Entries supplied
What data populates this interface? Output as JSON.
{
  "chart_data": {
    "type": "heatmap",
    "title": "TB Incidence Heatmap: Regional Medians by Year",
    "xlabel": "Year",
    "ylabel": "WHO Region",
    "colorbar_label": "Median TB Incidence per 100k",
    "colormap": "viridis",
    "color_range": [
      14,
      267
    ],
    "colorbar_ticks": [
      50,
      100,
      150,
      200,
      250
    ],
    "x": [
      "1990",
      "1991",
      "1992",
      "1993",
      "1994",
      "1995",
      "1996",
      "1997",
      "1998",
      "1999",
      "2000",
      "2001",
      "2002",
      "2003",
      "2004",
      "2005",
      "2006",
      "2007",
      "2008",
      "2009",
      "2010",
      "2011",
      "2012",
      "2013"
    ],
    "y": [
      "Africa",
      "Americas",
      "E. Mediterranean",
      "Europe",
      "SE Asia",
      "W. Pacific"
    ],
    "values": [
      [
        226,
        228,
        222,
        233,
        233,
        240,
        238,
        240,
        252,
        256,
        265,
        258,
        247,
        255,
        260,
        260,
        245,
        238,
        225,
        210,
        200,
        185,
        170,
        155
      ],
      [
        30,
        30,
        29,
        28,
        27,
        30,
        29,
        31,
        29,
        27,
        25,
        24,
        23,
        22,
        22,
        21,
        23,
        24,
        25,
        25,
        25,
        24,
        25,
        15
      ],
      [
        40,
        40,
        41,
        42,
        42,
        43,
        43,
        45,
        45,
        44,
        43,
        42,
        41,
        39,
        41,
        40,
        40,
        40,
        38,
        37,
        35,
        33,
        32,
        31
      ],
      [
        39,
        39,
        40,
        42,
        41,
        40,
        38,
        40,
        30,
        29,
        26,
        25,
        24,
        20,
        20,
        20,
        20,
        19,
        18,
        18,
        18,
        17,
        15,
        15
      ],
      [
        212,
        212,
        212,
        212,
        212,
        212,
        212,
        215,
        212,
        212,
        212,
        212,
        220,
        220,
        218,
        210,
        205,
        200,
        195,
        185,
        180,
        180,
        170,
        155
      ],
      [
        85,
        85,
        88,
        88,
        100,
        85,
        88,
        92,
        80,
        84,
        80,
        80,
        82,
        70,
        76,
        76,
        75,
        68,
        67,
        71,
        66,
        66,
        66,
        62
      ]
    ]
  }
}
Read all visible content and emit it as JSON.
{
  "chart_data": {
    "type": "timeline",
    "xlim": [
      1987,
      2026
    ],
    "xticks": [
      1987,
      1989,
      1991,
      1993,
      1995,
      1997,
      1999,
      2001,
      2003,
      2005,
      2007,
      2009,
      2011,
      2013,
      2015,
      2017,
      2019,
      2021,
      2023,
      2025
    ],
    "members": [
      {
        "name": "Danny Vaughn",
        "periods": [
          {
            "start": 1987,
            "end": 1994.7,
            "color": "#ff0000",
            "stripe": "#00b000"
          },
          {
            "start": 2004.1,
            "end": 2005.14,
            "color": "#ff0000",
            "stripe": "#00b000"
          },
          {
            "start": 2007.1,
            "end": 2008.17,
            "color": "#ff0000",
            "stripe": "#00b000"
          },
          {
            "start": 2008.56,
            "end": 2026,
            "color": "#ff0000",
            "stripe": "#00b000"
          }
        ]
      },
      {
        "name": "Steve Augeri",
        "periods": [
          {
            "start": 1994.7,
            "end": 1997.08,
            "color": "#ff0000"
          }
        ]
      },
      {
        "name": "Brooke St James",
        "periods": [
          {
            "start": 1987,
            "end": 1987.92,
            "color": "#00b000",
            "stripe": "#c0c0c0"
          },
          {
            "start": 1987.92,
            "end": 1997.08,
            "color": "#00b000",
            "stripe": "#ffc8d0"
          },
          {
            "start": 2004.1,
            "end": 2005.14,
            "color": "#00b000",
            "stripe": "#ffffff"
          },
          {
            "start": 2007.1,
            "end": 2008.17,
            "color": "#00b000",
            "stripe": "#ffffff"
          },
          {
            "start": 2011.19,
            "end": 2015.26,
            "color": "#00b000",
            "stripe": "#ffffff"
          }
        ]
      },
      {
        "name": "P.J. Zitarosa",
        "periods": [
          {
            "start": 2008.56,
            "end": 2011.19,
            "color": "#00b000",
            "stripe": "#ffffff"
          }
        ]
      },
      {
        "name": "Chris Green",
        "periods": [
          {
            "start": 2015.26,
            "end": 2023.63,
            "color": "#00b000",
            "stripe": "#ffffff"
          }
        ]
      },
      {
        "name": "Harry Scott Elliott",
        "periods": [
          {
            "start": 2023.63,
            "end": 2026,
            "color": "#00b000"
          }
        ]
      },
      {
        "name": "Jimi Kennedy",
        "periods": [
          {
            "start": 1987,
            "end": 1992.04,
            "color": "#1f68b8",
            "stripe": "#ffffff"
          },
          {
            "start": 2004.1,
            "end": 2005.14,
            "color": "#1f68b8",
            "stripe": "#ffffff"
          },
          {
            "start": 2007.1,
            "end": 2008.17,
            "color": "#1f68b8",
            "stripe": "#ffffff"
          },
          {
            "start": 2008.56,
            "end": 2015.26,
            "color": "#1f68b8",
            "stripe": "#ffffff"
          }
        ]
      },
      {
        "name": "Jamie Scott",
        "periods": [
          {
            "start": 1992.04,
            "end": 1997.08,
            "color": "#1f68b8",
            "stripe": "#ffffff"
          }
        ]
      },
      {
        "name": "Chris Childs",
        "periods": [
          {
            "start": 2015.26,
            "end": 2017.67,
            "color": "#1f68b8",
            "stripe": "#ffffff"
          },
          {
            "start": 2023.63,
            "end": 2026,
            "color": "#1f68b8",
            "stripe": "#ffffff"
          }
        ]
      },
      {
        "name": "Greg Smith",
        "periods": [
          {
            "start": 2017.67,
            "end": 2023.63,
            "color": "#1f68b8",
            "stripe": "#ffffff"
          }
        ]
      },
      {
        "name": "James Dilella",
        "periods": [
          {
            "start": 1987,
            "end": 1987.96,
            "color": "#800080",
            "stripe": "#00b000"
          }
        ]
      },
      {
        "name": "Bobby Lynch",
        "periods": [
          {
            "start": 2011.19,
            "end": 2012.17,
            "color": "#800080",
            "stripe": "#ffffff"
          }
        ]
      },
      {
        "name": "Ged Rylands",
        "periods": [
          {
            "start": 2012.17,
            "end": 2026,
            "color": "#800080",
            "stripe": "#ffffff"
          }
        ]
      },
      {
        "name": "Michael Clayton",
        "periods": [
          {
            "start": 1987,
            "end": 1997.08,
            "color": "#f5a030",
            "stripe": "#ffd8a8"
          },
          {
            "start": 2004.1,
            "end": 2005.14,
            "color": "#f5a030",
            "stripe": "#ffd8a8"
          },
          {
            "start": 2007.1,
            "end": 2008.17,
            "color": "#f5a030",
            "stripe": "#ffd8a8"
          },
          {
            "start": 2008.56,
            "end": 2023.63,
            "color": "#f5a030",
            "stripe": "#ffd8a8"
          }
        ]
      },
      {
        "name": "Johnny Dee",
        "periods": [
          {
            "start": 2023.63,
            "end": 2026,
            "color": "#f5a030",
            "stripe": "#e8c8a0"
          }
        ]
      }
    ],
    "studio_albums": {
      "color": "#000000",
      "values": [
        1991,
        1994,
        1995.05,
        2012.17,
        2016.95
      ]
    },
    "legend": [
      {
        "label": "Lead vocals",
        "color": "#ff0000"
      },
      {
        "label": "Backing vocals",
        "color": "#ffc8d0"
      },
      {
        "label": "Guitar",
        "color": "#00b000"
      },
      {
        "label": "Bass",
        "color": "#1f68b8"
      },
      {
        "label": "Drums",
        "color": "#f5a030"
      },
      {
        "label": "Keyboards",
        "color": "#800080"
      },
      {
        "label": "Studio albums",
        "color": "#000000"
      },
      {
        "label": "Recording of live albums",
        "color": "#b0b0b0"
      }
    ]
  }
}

Objective
Pick each line holding the word "Year" out of the data and copy it.

Result for this task
    "title": "TB Incidence Heatmap: Regional Medians by Year",
    "xlabel": "Year",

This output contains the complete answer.